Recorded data
↓↓↓

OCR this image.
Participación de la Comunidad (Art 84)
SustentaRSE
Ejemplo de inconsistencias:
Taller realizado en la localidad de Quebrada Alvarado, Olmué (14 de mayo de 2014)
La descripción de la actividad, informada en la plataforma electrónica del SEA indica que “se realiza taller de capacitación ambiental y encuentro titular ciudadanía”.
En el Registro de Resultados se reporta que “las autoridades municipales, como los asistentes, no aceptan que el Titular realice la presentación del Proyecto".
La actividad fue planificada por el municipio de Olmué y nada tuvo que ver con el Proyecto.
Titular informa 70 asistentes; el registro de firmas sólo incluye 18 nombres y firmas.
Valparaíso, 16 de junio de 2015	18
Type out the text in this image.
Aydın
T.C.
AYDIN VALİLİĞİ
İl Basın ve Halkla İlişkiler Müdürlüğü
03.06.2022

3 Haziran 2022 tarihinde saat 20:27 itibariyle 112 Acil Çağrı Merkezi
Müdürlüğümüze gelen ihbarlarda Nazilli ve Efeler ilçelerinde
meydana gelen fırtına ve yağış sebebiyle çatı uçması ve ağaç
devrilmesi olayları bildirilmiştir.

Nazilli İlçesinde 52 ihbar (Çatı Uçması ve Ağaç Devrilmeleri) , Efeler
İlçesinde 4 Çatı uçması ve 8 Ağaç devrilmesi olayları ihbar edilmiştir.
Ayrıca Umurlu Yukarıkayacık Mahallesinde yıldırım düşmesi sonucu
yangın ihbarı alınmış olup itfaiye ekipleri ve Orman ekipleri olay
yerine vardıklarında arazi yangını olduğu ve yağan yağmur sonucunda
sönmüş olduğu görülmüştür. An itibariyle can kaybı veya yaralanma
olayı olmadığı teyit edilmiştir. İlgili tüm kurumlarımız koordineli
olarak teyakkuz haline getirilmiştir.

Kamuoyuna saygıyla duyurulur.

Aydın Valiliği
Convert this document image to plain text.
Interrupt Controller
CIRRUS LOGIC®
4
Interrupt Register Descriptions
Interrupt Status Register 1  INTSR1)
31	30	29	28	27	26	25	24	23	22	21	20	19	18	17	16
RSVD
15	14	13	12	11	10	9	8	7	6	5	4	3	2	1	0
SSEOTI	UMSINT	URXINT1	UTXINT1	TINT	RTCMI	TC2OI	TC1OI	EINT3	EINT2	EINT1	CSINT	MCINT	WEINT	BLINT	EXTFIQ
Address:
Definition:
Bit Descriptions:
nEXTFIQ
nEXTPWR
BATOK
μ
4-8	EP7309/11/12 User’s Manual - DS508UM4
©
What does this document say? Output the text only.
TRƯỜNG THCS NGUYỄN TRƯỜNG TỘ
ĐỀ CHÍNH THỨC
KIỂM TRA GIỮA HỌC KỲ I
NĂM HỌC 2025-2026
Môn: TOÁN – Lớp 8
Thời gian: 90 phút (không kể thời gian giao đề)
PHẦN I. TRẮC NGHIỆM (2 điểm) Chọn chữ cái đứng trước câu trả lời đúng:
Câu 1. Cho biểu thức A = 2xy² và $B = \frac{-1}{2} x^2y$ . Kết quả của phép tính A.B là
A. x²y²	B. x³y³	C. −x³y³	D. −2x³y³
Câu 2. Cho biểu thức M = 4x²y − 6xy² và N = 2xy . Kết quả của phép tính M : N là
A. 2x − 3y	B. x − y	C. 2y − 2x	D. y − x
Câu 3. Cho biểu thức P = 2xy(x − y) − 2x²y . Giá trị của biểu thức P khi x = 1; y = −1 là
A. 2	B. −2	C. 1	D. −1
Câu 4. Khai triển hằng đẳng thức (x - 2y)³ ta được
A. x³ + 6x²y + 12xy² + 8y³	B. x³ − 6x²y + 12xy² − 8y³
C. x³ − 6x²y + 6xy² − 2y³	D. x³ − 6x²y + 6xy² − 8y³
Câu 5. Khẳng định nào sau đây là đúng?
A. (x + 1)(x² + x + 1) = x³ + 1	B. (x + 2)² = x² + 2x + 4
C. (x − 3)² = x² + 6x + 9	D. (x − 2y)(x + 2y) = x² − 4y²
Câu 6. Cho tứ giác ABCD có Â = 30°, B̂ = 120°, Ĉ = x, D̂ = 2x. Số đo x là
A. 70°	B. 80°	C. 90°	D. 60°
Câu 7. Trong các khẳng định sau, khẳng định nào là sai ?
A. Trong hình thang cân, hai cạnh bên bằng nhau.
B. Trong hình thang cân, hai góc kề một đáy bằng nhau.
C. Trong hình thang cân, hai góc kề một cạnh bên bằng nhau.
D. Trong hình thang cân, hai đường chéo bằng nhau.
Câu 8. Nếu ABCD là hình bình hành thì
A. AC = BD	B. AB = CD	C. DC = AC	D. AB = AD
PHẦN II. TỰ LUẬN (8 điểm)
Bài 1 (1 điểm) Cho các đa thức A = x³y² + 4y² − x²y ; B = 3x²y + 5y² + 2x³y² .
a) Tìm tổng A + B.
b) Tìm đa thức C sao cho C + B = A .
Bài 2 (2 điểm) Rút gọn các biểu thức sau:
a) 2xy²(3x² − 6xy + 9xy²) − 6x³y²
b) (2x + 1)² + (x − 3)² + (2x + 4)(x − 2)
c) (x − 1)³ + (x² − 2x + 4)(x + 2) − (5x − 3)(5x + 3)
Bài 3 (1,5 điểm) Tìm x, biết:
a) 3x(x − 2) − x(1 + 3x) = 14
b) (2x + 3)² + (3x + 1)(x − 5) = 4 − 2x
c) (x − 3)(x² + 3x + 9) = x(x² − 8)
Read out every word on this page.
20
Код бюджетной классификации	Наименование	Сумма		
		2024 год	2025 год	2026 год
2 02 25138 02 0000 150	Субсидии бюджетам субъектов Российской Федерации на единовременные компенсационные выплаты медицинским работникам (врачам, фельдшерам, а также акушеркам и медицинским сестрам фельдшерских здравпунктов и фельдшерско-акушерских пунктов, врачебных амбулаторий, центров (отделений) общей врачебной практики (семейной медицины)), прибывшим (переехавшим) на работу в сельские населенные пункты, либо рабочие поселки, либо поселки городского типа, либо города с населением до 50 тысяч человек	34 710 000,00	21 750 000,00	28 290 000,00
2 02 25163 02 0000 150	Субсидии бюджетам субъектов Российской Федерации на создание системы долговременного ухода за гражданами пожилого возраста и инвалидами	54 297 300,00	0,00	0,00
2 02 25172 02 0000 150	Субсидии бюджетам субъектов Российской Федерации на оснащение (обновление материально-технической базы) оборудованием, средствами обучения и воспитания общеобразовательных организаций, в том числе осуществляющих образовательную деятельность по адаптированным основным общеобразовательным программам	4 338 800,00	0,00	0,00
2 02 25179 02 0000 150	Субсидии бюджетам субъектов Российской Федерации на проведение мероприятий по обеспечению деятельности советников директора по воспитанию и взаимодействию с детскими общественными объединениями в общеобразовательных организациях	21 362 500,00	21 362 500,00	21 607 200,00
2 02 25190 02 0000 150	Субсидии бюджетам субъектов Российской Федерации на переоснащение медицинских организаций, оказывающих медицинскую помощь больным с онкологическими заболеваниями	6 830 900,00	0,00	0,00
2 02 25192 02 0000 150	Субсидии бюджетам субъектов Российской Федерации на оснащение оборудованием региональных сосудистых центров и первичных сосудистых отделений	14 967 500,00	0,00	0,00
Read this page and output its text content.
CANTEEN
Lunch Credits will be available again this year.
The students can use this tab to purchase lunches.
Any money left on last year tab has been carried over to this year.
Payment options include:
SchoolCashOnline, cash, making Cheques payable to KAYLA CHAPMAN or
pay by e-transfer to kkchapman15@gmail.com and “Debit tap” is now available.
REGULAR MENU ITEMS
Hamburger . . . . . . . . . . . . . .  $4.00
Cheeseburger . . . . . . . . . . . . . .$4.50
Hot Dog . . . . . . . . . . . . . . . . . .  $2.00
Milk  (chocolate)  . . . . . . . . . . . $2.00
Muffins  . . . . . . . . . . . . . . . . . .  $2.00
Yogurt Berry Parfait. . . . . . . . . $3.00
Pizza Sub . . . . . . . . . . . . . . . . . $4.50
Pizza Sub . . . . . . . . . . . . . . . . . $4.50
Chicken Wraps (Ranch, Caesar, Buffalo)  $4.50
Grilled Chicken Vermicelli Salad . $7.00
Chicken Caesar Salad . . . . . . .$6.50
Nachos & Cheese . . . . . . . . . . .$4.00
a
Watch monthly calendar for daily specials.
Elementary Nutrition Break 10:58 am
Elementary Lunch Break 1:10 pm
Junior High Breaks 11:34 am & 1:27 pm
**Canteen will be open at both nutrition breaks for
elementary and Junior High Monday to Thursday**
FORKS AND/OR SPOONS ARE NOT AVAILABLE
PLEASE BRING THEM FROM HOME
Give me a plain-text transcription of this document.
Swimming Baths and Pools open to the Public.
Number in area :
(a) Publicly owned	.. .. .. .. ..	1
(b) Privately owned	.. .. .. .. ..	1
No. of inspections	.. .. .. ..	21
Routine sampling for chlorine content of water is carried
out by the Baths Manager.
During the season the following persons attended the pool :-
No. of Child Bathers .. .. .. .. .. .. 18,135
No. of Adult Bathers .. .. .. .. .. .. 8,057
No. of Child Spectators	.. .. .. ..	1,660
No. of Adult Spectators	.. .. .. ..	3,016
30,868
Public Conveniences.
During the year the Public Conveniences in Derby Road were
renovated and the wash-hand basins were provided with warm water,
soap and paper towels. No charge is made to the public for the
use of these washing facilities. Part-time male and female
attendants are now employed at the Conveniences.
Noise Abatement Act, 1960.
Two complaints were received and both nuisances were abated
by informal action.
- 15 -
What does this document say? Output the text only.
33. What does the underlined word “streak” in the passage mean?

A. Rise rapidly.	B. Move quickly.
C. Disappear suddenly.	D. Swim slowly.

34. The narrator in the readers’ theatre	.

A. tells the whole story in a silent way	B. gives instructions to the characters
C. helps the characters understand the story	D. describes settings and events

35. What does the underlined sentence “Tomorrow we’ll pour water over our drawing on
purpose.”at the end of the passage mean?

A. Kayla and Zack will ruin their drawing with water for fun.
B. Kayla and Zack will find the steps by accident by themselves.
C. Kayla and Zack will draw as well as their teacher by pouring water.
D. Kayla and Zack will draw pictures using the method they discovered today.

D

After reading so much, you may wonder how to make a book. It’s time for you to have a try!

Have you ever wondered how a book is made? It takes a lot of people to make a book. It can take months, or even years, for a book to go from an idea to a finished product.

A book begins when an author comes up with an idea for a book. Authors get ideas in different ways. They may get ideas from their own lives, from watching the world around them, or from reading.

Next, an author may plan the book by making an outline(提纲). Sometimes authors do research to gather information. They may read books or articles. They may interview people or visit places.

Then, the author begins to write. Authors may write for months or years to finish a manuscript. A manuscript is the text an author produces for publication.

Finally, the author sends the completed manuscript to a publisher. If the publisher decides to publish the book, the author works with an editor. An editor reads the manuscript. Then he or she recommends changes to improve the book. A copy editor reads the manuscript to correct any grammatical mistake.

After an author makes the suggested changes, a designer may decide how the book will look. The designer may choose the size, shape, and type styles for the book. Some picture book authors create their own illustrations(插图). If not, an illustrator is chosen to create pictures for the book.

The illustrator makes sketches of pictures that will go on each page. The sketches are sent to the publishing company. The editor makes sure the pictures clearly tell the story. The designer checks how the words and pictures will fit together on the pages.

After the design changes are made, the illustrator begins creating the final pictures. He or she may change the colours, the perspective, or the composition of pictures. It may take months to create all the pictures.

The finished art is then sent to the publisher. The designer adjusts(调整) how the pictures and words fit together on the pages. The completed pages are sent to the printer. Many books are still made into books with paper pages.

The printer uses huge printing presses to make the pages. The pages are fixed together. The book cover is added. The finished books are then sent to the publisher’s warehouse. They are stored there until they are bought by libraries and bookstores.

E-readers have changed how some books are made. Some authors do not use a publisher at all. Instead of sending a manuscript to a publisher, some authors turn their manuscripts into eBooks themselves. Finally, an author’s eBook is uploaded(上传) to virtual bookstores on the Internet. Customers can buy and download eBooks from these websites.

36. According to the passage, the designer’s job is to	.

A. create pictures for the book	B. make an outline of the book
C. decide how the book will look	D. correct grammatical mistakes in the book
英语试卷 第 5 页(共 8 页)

↑↑↑

What you will do: Identify and copy the lines holding the word "ABCD".

Exercise result:
Câu 6. Cho tứ giác ABCD có Â = 30°, B̂ = 120°, Ĉ = x, D̂ = 2x. Số đo x là
Câu 8. Nếu ABCD là hình bình hành thì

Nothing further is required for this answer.